**WORK INSTRUCTIONS:** Search the material for "title" and show all lines that contain it.

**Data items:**
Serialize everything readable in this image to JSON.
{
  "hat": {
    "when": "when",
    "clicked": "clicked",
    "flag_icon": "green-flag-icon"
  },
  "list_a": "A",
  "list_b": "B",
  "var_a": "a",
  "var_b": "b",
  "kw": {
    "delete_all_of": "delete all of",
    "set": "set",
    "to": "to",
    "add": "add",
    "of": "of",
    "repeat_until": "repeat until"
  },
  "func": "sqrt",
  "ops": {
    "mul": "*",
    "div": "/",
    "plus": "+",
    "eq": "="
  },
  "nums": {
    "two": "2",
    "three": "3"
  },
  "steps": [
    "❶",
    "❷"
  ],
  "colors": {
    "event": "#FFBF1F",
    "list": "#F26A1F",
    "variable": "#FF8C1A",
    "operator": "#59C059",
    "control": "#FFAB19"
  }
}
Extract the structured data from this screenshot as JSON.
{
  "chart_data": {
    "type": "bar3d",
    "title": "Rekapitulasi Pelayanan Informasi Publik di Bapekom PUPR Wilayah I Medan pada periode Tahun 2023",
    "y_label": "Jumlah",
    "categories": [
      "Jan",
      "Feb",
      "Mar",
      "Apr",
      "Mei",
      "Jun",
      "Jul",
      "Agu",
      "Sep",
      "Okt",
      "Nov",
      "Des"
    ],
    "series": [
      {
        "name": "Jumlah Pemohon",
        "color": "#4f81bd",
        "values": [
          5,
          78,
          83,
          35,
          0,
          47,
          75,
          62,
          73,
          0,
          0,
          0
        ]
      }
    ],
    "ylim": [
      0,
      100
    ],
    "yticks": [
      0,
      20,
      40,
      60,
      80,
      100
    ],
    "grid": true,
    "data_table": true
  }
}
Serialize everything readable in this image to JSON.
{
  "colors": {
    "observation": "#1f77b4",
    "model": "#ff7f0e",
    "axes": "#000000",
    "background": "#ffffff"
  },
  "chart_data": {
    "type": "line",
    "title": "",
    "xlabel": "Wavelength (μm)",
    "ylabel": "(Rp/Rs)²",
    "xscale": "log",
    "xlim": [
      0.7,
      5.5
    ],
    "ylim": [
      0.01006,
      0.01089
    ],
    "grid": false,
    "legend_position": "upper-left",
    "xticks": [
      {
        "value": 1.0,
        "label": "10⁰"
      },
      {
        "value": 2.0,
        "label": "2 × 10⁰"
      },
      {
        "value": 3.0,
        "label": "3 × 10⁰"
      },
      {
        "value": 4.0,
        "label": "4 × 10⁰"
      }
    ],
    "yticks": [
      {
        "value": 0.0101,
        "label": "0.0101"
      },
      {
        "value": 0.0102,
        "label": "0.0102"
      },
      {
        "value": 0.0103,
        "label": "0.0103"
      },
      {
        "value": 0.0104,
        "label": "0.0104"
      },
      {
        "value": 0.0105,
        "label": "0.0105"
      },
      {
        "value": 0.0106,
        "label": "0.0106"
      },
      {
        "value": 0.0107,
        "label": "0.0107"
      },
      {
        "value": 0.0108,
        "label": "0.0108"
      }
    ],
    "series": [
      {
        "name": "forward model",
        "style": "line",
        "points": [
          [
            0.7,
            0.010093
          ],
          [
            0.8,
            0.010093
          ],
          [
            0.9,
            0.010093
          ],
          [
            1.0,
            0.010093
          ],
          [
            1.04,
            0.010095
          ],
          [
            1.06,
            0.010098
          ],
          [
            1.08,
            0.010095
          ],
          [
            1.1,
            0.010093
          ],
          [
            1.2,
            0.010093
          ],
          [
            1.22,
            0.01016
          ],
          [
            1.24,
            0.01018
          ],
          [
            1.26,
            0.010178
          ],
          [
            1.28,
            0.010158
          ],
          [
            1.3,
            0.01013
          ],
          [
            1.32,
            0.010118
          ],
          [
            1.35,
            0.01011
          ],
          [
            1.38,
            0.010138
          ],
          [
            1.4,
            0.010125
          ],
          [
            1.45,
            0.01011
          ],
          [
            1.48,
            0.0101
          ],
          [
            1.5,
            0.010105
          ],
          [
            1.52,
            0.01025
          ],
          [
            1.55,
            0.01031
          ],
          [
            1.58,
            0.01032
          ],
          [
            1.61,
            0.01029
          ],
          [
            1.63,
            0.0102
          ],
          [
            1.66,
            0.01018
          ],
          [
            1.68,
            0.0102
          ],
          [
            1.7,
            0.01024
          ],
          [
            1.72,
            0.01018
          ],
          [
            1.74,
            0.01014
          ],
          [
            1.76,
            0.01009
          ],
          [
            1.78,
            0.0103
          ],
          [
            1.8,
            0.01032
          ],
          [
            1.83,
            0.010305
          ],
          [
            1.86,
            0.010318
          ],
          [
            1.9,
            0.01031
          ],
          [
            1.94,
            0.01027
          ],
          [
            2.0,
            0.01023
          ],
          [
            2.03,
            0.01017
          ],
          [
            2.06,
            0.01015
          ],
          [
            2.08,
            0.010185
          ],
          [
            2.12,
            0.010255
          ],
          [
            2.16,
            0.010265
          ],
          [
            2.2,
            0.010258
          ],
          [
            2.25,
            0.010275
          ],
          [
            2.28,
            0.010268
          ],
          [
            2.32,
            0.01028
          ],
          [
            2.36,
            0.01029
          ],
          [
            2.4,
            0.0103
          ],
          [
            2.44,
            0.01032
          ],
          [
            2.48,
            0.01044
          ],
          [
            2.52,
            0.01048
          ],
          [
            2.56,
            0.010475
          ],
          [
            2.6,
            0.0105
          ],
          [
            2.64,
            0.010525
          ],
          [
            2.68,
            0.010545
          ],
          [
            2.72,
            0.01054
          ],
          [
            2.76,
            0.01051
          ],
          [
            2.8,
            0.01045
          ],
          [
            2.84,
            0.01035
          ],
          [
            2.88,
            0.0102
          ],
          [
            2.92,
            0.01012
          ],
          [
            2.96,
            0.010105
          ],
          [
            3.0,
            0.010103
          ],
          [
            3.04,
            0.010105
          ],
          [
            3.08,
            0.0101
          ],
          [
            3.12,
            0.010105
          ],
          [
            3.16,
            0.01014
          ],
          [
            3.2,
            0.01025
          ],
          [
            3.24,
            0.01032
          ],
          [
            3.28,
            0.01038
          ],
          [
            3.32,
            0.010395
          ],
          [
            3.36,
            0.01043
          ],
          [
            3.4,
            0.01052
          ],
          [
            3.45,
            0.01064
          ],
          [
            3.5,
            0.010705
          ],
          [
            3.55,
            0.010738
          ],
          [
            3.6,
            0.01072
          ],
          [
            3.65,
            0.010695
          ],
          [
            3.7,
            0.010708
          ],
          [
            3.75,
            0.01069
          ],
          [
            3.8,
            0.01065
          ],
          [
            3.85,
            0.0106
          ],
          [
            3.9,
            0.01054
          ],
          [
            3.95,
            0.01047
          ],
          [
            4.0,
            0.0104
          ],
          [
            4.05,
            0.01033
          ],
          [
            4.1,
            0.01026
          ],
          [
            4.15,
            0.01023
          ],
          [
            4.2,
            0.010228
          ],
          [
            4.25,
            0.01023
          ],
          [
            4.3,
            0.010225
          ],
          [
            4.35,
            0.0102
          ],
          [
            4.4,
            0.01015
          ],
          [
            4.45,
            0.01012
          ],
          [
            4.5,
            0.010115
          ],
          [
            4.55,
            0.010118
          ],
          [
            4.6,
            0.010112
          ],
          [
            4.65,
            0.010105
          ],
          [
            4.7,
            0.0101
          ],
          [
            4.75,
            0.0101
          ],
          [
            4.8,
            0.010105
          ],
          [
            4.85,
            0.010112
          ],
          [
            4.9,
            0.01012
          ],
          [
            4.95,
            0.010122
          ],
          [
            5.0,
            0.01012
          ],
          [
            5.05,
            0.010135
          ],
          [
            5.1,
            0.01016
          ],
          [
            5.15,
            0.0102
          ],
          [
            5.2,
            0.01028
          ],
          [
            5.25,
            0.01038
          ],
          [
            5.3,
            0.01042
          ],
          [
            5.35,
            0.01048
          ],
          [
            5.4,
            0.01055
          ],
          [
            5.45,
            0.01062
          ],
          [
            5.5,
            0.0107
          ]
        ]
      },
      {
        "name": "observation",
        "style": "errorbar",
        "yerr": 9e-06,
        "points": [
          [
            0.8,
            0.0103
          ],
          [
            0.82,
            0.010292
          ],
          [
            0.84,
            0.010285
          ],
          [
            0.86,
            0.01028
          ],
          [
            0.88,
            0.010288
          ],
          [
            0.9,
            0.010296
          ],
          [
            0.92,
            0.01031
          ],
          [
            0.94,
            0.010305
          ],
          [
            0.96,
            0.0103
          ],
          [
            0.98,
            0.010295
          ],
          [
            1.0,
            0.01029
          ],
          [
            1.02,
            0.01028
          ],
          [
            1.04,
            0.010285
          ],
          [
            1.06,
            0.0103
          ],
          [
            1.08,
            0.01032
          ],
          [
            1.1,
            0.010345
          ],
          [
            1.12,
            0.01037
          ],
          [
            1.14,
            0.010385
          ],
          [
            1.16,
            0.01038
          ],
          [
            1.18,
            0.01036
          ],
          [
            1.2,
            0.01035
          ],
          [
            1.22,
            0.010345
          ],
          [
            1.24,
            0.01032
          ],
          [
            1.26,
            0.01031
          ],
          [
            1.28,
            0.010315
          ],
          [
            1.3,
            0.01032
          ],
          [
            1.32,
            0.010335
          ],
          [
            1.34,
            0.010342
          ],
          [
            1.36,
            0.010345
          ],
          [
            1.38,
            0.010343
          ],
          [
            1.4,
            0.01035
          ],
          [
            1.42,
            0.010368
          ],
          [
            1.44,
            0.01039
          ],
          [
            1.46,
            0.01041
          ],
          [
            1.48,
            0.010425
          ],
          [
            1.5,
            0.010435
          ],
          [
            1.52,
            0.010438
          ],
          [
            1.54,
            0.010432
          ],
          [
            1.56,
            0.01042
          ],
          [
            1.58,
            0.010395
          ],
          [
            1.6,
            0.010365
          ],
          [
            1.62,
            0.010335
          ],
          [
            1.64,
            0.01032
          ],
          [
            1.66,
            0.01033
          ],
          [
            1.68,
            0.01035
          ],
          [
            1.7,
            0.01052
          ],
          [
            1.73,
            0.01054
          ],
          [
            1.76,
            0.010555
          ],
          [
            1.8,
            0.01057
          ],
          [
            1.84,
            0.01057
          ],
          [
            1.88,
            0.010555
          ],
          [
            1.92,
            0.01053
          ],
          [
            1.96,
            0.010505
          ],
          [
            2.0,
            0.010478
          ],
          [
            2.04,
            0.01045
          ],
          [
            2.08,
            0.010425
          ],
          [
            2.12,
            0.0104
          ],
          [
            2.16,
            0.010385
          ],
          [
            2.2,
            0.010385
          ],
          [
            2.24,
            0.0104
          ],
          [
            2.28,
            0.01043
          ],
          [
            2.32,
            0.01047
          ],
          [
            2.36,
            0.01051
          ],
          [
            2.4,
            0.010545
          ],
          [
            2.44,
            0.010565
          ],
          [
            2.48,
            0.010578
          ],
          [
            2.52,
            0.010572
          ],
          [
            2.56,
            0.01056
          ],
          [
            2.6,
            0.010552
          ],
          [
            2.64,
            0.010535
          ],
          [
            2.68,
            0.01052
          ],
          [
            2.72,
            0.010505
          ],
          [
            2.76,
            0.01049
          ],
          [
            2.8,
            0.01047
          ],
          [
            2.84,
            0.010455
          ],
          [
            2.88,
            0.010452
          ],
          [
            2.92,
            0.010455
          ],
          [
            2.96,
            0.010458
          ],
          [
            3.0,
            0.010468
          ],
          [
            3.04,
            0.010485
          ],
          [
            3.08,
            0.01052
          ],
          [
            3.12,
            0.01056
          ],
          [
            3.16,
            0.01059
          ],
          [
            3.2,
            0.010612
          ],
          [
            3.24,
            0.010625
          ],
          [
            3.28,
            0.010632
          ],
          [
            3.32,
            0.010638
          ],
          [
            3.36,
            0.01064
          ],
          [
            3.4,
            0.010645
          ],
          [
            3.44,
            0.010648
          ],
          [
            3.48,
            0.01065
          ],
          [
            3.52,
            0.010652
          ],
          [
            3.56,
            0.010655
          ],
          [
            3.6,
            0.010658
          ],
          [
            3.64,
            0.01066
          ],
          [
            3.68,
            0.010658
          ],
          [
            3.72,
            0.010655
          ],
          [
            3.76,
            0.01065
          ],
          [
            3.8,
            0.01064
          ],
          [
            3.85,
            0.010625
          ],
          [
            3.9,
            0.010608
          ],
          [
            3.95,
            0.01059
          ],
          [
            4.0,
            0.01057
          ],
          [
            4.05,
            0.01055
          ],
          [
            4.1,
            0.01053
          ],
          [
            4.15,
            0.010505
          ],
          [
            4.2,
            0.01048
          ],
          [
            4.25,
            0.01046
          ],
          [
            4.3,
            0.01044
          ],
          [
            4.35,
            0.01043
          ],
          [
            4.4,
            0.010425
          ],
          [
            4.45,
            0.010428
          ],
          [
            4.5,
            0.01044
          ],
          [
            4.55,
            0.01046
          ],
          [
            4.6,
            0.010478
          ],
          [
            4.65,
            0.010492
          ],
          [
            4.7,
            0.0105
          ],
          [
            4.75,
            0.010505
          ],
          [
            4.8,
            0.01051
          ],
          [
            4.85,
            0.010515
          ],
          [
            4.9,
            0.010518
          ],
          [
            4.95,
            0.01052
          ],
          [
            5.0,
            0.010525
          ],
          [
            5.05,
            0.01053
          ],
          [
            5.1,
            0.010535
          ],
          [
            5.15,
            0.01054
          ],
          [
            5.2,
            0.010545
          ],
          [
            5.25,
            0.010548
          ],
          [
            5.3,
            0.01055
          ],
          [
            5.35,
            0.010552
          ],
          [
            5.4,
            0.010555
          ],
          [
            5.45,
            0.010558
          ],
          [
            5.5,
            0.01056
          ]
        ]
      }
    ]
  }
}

**ANSWER TO THIS TASK:**
    "title": "Rekapitulasi Pelayanan Informasi Publik di Bapekom PUPR Wilayah I Medan pada periode Tahun 2023",
    "title": "",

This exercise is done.